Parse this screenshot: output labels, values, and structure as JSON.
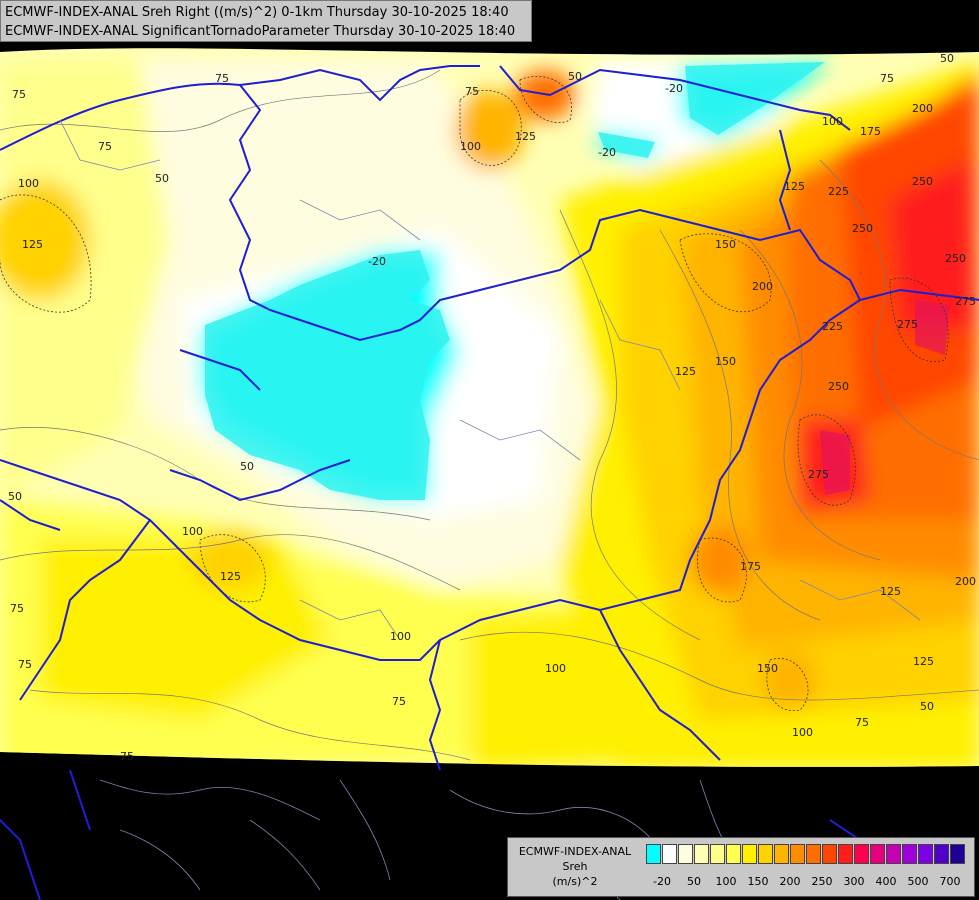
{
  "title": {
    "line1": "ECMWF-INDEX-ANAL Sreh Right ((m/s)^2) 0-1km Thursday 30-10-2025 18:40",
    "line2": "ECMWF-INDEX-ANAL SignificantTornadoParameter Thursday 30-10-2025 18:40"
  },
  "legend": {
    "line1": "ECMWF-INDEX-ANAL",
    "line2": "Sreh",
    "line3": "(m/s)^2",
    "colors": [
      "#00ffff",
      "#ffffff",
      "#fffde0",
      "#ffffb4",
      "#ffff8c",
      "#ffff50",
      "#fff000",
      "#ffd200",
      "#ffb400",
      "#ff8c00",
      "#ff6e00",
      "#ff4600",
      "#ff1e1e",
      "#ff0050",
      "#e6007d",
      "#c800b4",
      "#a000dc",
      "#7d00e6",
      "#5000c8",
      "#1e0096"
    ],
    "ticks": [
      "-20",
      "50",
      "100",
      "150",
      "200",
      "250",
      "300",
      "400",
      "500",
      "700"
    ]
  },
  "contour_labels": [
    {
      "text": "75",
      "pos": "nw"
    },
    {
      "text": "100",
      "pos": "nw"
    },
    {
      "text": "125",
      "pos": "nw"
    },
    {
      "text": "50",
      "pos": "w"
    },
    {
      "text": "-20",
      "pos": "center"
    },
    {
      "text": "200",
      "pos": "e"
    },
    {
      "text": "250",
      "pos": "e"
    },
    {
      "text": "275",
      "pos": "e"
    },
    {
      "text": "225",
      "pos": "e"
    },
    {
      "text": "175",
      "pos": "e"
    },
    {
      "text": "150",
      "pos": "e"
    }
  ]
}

**EXERCISE INSTRUCTIONS:** Exclude all images and restate the records above word for word.

**RESPONSE TO THIS EXERCISE:**
Parse this screenshot: output labels, values, and structure as JSON.
{
  "title": {
    "line1": "ECMWF-INDEX-ANAL Sreh Right ((m/s)^2) 0-1km Thursday 30-10-2025 18:40",
    "line2": "ECMWF-INDEX-ANAL SignificantTornadoParameter Thursday 30-10-2025 18:40"
  },
  "legend": {
    "line1": "ECMWF-INDEX-ANAL",
    "line2": "Sreh",
    "line3": "(m/s)^2",
    "colors": [
      "#00ffff",
      "#ffffff",
      "#fffde0",
      "#ffffb4",
      "#ffff8c",
      "#ffff50",
      "#fff000",
      "#ffd200",
      "#ffb400",
      "#ff8c00",
      "#ff6e00",
      "#ff4600",
      "#ff1e1e",
      "#ff0050",
      "#e6007d",
      "#c800b4",
      "#a000dc",
      "#7d00e6",
      "#5000c8",
      "#1e0096"
    ],
    "ticks": [
      "-20",
      "50",
      "100",
      "150",
      "200",
      "250",
      "300",
      "400",
      "500",
      "700"
    ]
  },
  "contour_labels": [
    {
      "text": "75",
      "pos": "nw"
    },
    {
      "text": "100",
      "pos": "nw"
    },
    {
      "text": "125",
      "pos": "nw"
    },
    {
      "text": "50",
      "pos": "w"
    },
    {
      "text": "-20",
      "pos": "center"
    },
    {
      "text": "200",
      "pos": "e"
    },
    {
      "text": "250",
      "pos": "e"
    },
    {
      "text": "275",
      "pos": "e"
    },
    {
      "text": "225",
      "pos": "e"
    },
    {
      "text": "175",
      "pos": "e"
    },
    {
      "text": "150",
      "pos": "e"
    }
  ]
}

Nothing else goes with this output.